Find the lines that contain the word "строения" and copy each one.

[Saved entries]
----

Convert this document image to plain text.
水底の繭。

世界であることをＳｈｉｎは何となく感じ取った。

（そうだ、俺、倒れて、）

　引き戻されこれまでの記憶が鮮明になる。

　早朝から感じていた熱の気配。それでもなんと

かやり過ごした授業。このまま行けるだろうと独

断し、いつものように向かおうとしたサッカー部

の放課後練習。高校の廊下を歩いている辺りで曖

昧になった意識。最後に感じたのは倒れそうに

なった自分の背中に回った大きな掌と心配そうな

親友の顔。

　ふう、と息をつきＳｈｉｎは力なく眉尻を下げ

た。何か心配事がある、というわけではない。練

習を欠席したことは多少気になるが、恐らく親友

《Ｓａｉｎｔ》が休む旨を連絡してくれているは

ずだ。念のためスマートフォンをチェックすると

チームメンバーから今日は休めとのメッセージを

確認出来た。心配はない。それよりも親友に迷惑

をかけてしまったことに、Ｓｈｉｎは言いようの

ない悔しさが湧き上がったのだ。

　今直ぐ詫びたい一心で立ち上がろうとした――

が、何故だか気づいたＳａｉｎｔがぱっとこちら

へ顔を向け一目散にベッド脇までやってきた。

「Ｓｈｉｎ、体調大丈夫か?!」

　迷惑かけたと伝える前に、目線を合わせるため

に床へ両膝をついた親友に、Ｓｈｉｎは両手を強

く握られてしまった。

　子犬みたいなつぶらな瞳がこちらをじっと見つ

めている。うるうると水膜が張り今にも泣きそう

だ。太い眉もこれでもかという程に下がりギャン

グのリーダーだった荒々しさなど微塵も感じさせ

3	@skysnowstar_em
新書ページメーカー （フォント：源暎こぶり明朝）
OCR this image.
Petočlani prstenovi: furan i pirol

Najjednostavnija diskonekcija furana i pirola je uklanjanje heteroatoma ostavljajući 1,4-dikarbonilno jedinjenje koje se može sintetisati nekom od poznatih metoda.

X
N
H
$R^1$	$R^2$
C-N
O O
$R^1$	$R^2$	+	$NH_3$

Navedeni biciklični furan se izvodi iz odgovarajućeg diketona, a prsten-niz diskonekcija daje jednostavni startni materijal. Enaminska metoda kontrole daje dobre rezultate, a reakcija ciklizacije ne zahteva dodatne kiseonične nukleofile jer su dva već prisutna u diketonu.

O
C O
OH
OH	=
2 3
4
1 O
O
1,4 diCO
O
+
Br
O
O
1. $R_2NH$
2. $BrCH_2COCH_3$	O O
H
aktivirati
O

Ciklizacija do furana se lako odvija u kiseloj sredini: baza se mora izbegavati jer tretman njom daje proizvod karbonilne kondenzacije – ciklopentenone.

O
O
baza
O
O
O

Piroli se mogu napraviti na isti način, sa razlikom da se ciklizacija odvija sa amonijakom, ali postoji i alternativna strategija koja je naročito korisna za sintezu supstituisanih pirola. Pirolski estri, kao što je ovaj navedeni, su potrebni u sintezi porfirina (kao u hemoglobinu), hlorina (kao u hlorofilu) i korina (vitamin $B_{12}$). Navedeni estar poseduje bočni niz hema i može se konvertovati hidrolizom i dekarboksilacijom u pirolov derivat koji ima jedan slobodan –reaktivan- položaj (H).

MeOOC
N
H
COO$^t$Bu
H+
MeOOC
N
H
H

----

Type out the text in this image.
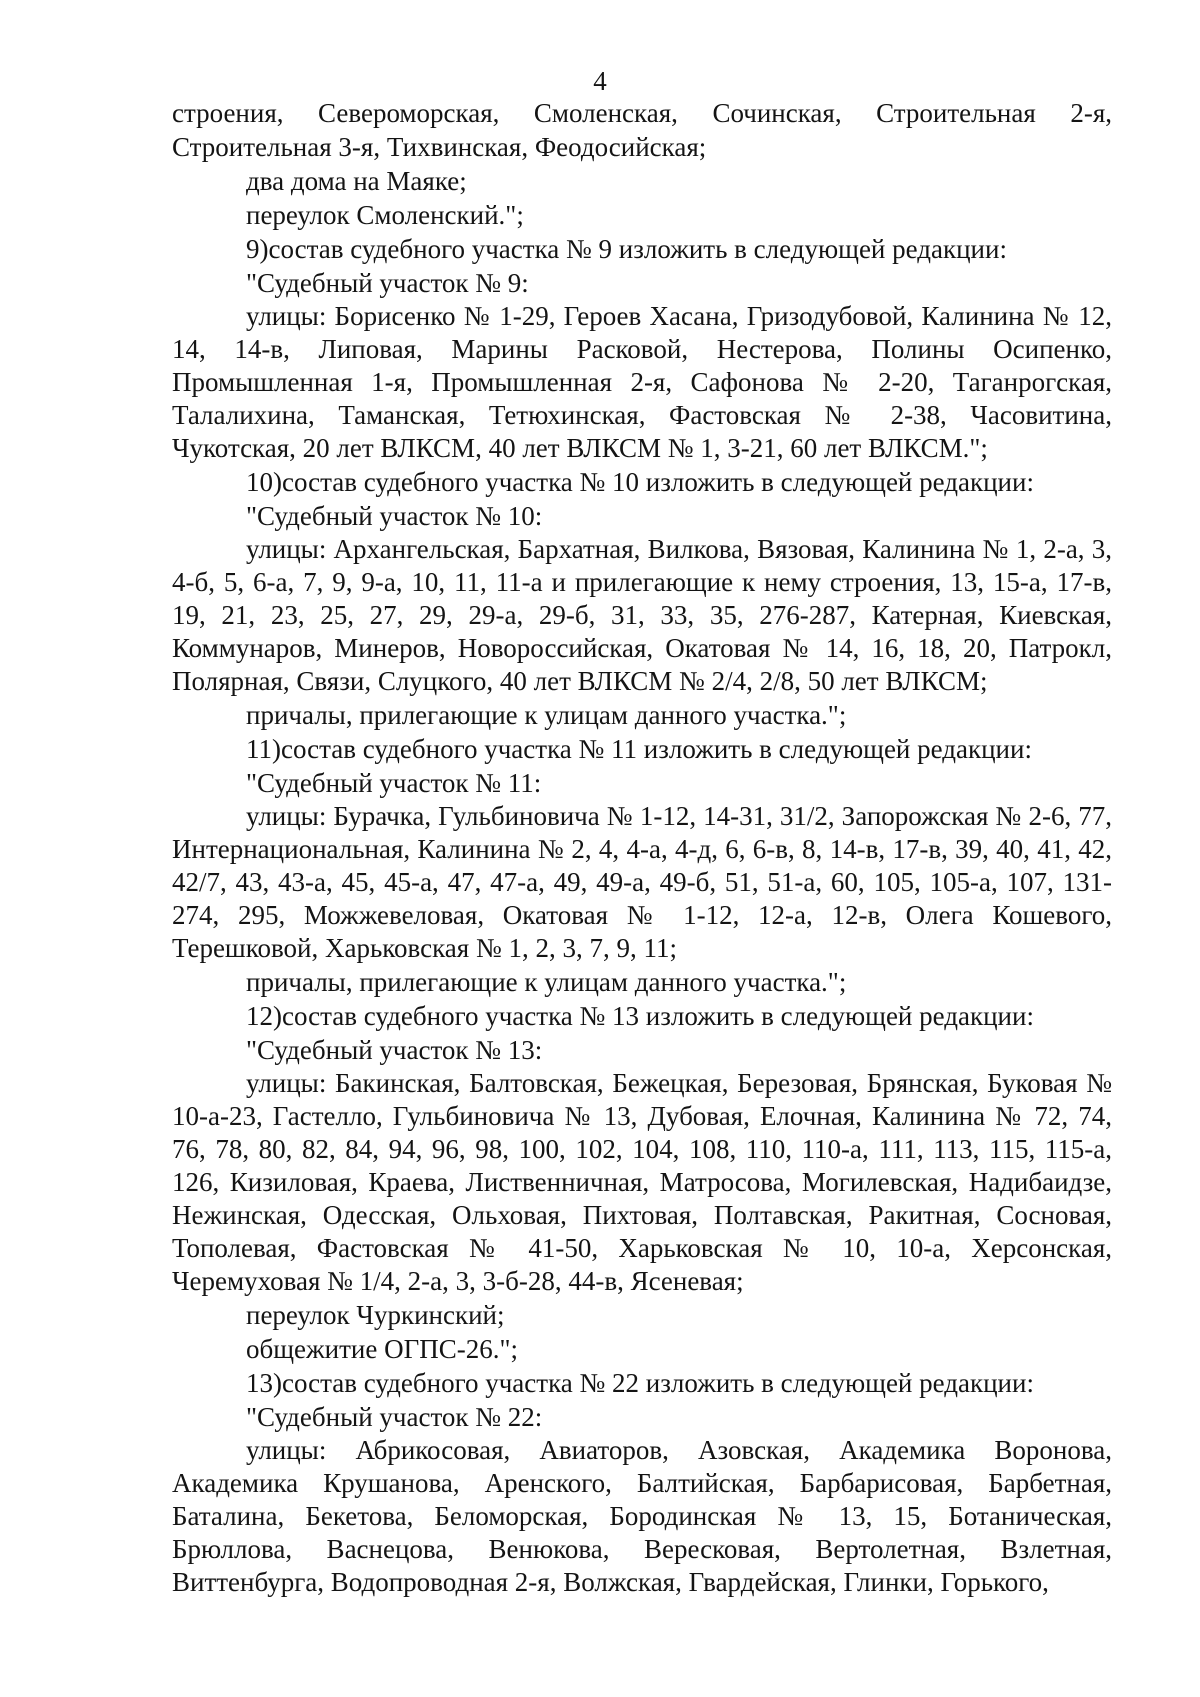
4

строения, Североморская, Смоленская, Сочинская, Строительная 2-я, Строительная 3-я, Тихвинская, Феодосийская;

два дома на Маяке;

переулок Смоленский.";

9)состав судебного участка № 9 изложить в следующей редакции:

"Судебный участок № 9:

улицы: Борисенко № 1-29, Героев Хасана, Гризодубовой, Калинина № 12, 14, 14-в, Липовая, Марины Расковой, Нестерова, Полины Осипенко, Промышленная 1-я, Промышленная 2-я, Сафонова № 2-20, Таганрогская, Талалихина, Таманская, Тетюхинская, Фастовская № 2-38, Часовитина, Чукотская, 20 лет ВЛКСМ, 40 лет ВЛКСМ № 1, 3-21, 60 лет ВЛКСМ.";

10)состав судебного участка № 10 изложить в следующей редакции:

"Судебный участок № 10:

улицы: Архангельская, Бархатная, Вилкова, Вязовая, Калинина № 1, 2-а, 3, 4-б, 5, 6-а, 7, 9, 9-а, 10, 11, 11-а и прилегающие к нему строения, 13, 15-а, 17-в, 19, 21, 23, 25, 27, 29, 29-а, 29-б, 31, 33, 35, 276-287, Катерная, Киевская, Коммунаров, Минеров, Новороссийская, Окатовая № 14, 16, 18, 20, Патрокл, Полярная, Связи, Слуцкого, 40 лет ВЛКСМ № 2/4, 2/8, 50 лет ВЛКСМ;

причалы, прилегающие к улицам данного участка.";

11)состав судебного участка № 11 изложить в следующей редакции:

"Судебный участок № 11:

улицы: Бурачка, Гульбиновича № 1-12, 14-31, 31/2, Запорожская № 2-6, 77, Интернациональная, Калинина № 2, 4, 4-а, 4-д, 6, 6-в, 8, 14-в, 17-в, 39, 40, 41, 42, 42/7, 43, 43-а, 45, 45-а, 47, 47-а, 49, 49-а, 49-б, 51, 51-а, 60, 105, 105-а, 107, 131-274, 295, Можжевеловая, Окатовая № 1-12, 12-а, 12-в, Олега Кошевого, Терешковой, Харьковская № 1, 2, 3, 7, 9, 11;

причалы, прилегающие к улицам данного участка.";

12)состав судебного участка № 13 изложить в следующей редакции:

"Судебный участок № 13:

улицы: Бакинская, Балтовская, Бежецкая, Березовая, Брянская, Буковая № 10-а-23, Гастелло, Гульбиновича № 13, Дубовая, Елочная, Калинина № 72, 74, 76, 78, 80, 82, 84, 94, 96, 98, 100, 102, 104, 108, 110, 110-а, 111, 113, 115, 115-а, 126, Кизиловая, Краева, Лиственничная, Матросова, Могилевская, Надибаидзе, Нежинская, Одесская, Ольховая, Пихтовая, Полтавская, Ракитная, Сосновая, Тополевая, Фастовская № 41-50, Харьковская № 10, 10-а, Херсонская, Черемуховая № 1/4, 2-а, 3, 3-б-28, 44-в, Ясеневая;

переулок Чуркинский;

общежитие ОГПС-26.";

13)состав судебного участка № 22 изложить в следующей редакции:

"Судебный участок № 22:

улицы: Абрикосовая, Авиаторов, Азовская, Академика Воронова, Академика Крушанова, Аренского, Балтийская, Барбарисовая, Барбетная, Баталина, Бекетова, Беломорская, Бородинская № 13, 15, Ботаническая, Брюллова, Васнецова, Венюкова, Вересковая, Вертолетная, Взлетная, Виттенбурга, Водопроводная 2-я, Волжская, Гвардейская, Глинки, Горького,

----

**REPLY:**
строения, Североморская, Смоленская, Сочинская, Строительная 2-я, Строительная 3-я, Тихвинская, Феодосийская;
улицы: Архангельская, Бархатная, Вилкова, Вязовая, Калинина № 1, 2-а, 3, 4-б, 5, 6-а, 7, 9, 9-а, 10, 11, 11-а и прилегающие к нему строения, 13, 15-а, 17-в, 19, 21, 23, 25, 27, 29, 29-а, 29-б, 31, 33, 35, 276-287, Катерная, Киевская, Коммунаров, Минеров, Новороссийская, Окатовая № 14, 16, 18, 20, Патрокл, Полярная, Связи, Слуцкого, 40 лет ВЛКСМ № 2/4, 2/8, 50 лет ВЛКСМ;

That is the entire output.